» Record excerpts:

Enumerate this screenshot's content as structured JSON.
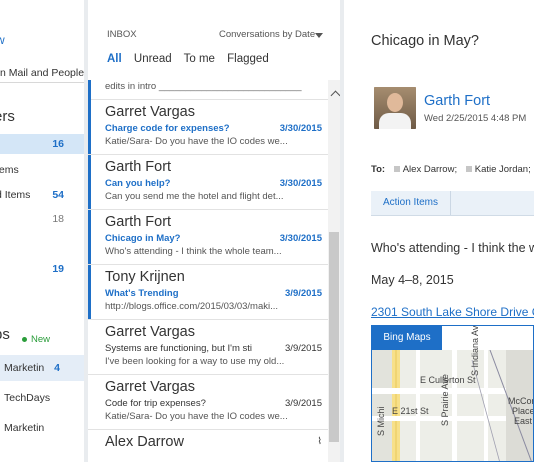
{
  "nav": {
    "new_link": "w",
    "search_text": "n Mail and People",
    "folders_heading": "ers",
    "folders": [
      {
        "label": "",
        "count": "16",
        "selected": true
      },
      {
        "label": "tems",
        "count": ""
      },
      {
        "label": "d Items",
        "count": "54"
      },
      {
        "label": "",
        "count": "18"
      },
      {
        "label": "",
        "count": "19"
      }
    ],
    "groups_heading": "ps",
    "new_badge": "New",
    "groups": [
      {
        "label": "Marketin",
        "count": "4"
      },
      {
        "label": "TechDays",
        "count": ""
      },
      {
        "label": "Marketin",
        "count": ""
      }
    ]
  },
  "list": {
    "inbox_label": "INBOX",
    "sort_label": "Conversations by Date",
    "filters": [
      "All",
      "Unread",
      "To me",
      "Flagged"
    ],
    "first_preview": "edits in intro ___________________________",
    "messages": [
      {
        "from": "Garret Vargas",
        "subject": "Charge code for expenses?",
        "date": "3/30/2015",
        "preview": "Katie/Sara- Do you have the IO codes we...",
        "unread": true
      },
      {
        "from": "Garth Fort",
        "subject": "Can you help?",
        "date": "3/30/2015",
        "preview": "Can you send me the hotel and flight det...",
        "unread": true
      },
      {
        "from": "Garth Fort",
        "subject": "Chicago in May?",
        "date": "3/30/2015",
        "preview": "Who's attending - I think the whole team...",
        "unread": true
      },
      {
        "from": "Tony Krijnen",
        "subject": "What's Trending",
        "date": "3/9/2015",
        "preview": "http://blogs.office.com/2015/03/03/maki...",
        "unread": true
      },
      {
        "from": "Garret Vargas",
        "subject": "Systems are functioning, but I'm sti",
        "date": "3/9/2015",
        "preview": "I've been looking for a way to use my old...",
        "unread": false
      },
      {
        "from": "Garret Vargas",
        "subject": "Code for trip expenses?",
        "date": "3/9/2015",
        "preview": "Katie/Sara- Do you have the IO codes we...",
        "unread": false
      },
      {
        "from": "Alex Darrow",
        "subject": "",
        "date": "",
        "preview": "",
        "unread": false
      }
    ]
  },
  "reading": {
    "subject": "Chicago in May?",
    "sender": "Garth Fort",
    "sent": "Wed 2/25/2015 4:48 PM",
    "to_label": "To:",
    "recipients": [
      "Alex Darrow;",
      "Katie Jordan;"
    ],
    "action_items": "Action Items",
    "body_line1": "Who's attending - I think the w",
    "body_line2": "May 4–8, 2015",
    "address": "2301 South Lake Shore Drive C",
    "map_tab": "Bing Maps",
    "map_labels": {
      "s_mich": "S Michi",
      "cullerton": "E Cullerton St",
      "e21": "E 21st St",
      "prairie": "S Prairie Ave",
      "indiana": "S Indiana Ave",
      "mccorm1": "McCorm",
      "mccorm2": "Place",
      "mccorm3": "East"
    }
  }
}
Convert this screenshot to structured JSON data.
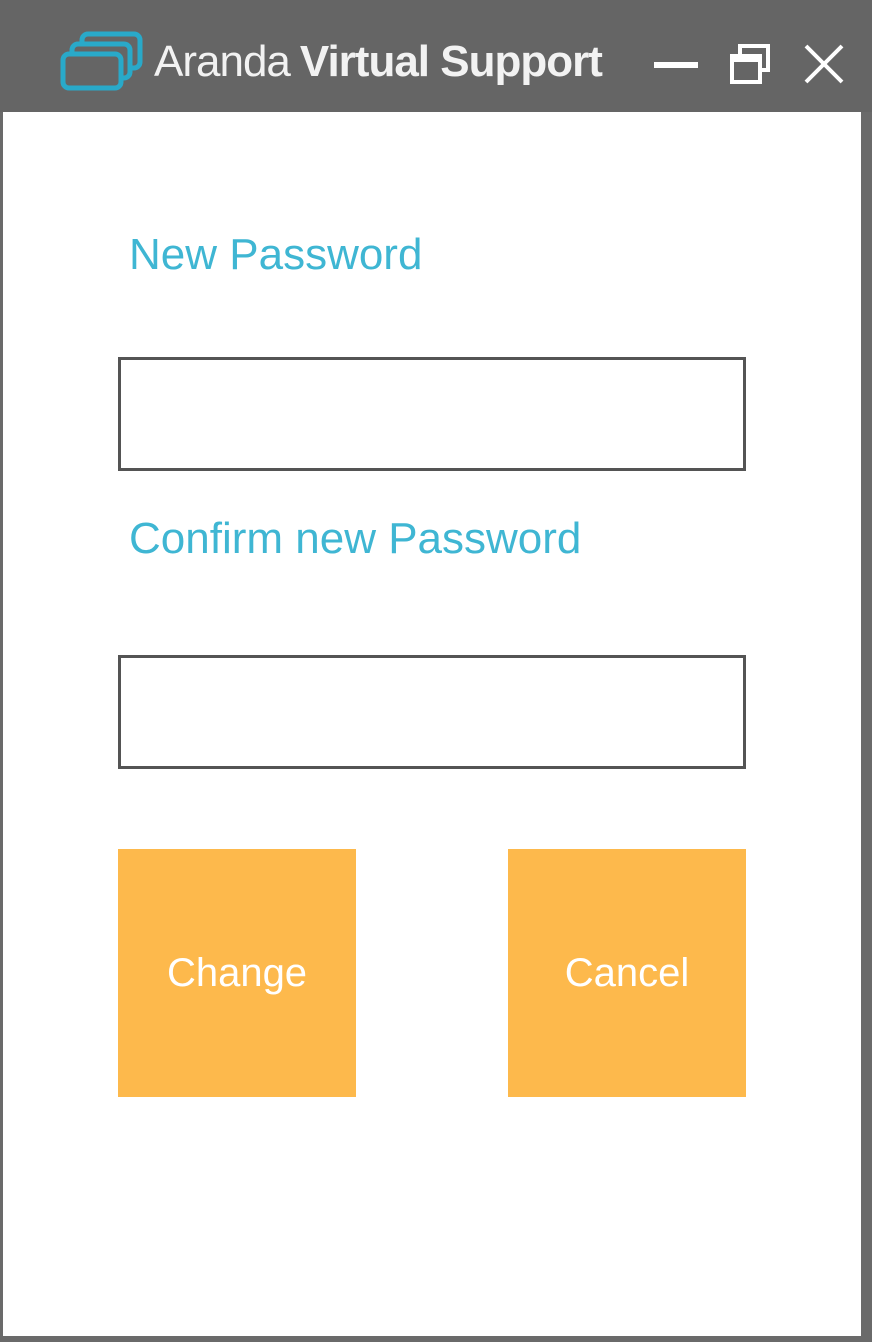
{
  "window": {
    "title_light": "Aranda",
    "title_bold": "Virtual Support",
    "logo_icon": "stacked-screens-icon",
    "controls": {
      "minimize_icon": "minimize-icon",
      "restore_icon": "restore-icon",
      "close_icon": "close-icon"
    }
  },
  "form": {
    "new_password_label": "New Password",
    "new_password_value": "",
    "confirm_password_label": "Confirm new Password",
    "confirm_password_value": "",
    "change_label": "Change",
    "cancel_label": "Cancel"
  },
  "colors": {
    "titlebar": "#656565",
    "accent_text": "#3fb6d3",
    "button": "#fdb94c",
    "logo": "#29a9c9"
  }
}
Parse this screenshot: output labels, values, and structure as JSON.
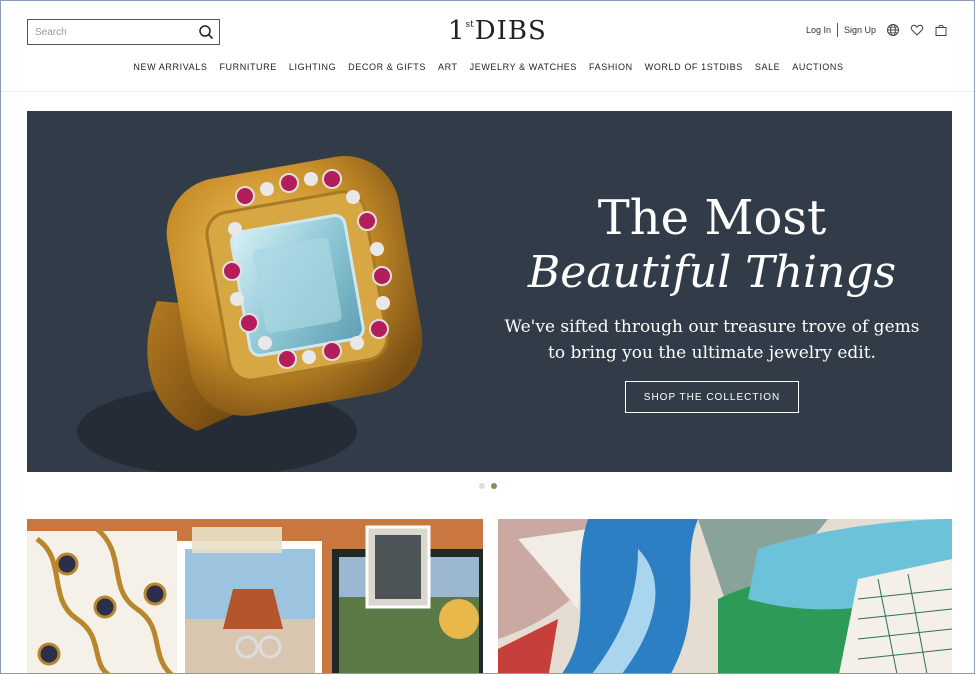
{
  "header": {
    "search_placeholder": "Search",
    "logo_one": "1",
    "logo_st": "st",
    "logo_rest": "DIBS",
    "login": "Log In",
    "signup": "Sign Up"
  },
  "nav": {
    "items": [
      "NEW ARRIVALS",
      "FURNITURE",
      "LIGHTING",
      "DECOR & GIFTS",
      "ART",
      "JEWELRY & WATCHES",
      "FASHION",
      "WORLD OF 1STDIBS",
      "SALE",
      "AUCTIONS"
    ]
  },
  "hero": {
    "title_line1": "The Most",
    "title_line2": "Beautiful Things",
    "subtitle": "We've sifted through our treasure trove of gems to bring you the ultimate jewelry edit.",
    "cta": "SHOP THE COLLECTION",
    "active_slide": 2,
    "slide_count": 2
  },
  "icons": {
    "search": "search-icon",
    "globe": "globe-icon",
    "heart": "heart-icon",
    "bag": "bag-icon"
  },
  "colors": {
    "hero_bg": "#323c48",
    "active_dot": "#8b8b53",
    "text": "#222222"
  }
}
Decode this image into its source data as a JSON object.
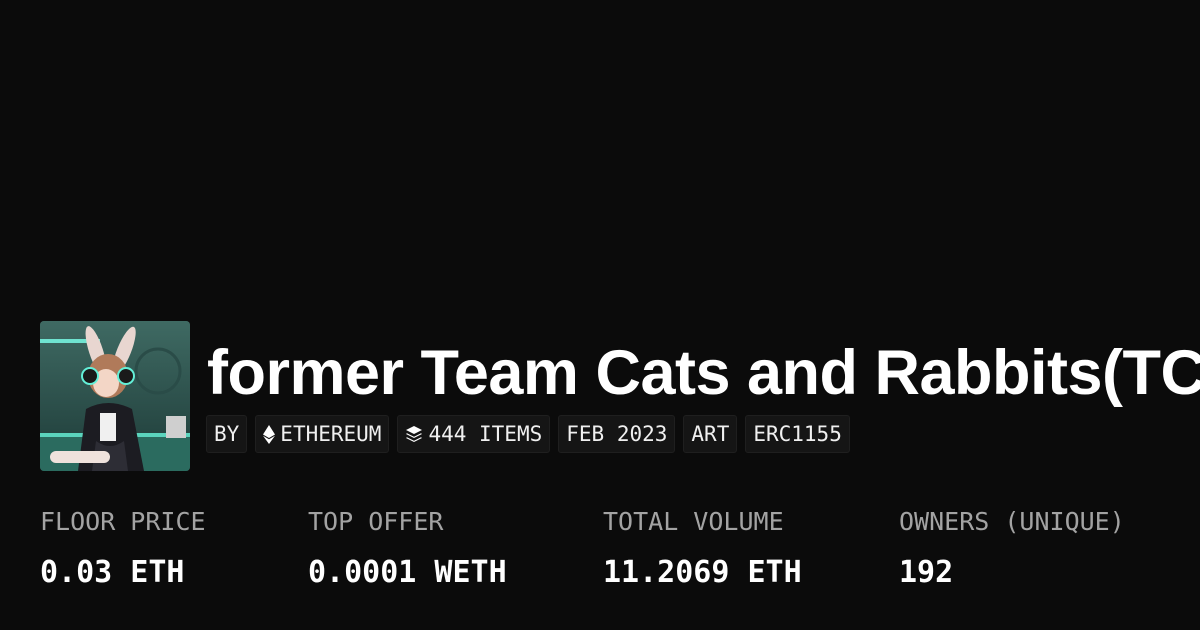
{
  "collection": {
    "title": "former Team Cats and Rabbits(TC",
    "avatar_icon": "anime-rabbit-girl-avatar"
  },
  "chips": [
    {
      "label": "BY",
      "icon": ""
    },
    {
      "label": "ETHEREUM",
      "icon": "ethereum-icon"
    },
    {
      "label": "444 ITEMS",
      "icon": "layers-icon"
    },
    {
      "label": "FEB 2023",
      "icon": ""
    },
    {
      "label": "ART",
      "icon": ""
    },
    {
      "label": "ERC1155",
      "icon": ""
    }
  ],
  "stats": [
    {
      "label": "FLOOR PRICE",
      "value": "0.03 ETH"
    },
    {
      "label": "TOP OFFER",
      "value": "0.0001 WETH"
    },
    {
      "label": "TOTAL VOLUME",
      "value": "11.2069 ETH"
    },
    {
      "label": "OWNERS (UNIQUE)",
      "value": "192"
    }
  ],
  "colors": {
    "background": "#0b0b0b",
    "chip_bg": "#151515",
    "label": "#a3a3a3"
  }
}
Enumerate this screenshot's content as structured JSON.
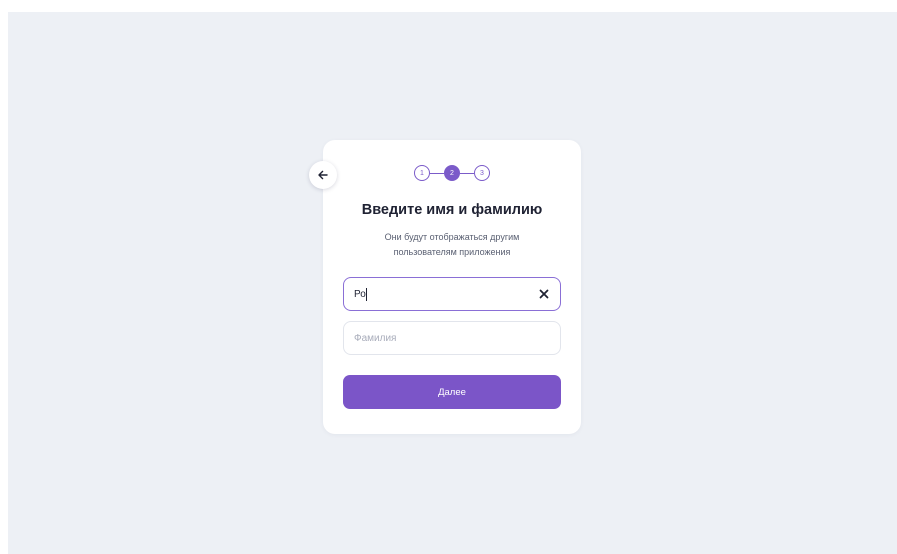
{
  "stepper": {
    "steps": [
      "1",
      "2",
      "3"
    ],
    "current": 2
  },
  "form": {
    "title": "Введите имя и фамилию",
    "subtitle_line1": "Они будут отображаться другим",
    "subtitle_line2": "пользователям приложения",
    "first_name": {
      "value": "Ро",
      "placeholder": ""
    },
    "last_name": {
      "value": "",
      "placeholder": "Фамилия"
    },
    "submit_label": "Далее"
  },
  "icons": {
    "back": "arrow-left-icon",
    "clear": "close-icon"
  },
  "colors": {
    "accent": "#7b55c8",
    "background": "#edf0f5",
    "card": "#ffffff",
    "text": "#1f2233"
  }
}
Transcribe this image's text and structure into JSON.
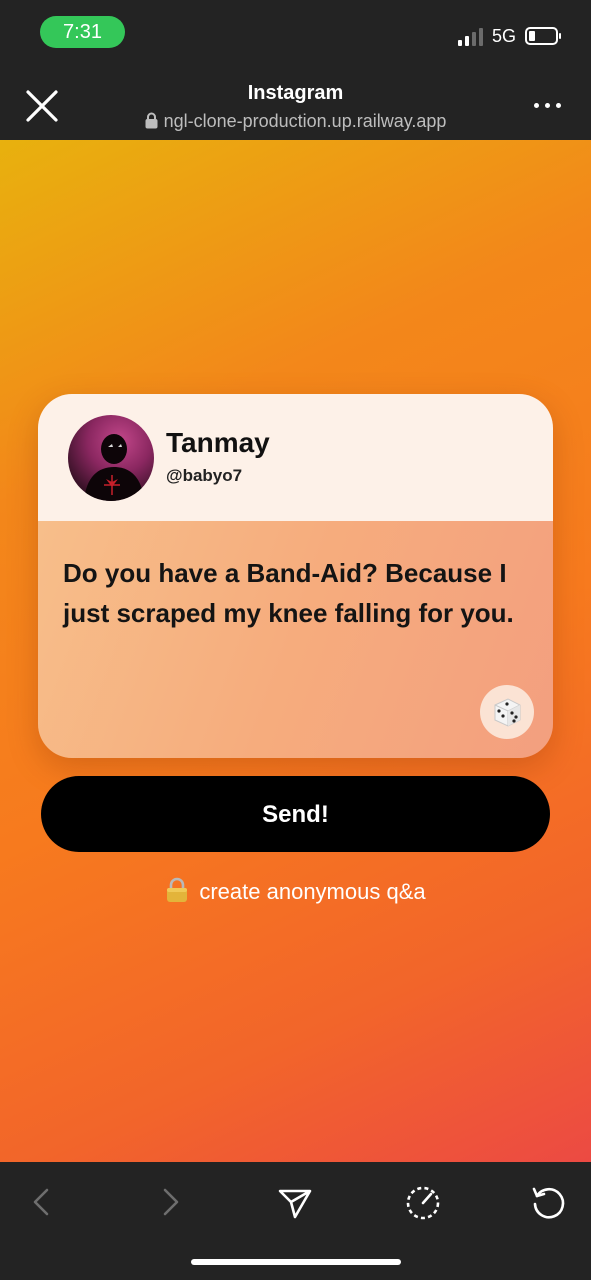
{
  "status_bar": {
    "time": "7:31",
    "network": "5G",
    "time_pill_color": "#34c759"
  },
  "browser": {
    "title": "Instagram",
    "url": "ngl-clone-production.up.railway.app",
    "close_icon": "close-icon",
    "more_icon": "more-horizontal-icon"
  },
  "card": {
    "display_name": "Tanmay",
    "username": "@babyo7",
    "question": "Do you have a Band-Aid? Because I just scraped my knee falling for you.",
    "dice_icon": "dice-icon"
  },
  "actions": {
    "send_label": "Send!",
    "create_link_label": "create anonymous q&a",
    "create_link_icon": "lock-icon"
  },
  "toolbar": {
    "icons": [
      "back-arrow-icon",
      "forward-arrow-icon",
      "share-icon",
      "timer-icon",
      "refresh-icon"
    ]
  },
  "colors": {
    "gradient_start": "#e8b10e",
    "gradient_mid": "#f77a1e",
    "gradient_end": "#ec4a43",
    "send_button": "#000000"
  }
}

» Problem to work on:
Extract every line above containing the word "Chicago".

» Task output:
        "subject": "Chicago in May?",
    "subject": "Chicago in May?",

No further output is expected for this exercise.